§ Task requirements: In full and without alteration, give the listing again.

Stored entries:
▼▼▼

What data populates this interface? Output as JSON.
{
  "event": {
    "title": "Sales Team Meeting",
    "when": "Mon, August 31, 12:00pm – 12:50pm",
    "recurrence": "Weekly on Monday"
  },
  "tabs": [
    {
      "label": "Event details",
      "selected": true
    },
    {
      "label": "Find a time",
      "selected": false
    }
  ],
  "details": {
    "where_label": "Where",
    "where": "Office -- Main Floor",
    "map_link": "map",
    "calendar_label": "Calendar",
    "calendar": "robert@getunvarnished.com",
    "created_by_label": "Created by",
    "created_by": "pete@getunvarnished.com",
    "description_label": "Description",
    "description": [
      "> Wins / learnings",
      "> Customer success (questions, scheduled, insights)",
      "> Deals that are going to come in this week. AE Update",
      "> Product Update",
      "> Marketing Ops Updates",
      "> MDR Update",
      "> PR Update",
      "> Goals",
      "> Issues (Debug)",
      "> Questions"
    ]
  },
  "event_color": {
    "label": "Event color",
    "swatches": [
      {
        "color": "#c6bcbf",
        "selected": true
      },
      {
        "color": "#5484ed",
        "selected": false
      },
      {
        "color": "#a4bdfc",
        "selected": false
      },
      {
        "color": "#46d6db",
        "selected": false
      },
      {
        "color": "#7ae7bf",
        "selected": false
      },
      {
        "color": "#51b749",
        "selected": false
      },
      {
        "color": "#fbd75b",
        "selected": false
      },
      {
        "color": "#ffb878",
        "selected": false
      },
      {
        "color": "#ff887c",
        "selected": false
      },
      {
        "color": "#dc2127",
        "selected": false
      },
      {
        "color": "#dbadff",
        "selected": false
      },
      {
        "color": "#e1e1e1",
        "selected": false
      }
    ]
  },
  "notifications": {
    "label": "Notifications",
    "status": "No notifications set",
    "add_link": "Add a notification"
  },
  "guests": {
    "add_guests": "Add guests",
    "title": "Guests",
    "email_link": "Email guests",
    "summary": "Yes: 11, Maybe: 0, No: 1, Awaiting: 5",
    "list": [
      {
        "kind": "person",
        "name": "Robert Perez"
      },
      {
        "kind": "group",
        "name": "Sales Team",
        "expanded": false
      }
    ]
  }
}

▲▲▲

§ Complete answer:
What data populates this interface? Output as JSON.
{
  "event": {
    "title": "Sales Team Meeting",
    "when": "Mon, August 31, 12:00pm – 12:50pm",
    "recurrence": "Weekly on Monday"
  },
  "tabs": [
    {
      "label": "Event details",
      "selected": true
    },
    {
      "label": "Find a time",
      "selected": false
    }
  ],
  "details": {
    "where_label": "Where",
    "where": "Office -- Main Floor",
    "map_link": "map",
    "calendar_label": "Calendar",
    "calendar": "robert@getunvarnished.com",
    "created_by_label": "Created by",
    "created_by": "pete@getunvarnished.com",
    "description_label": "Description",
    "description": [
      "> Wins / learnings",
      "> Customer success (questions, scheduled, insights)",
      "> Deals that are going to come in this week. AE Update",
      "> Product Update",
      "> Marketing Ops Updates",
      "> MDR Update",
      "> PR Update",
      "> Goals",
      "> Issues (Debug)",
      "> Questions"
    ]
  },
  "event_color": {
    "label": "Event color",
    "swatches": [
      {
        "color": "#c6bcbf",
        "selected": true
      },
      {
        "color": "#5484ed",
        "selected": false
      },
      {
        "color": "#a4bdfc",
        "selected": false
      },
      {
        "color": "#46d6db",
        "selected": false
      },
      {
        "color": "#7ae7bf",
        "selected": false
      },
      {
        "color": "#51b749",
        "selected": false
      },
      {
        "color": "#fbd75b",
        "selected": false
      },
      {
        "color": "#ffb878",
        "selected": false
      },
      {
        "color": "#ff887c",
        "selected": false
      },
      {
        "color": "#dc2127",
        "selected": false
      },
      {
        "color": "#dbadff",
        "selected": false
      },
      {
        "color": "#e1e1e1",
        "selected": false
      }
    ]
  },
  "notifications": {
    "label": "Notifications",
    "status": "No notifications set",
    "add_link": "Add a notification"
  },
  "guests": {
    "add_guests": "Add guests",
    "title": "Guests",
    "email_link": "Email guests",
    "summary": "Yes: 11, Maybe: 0, No: 1, Awaiting: 5",
    "list": [
      {
        "kind": "person",
        "name": "Robert Perez"
      },
      {
        "kind": "group",
        "name": "Sales Team",
        "expanded": false
      }
    ]
  }
}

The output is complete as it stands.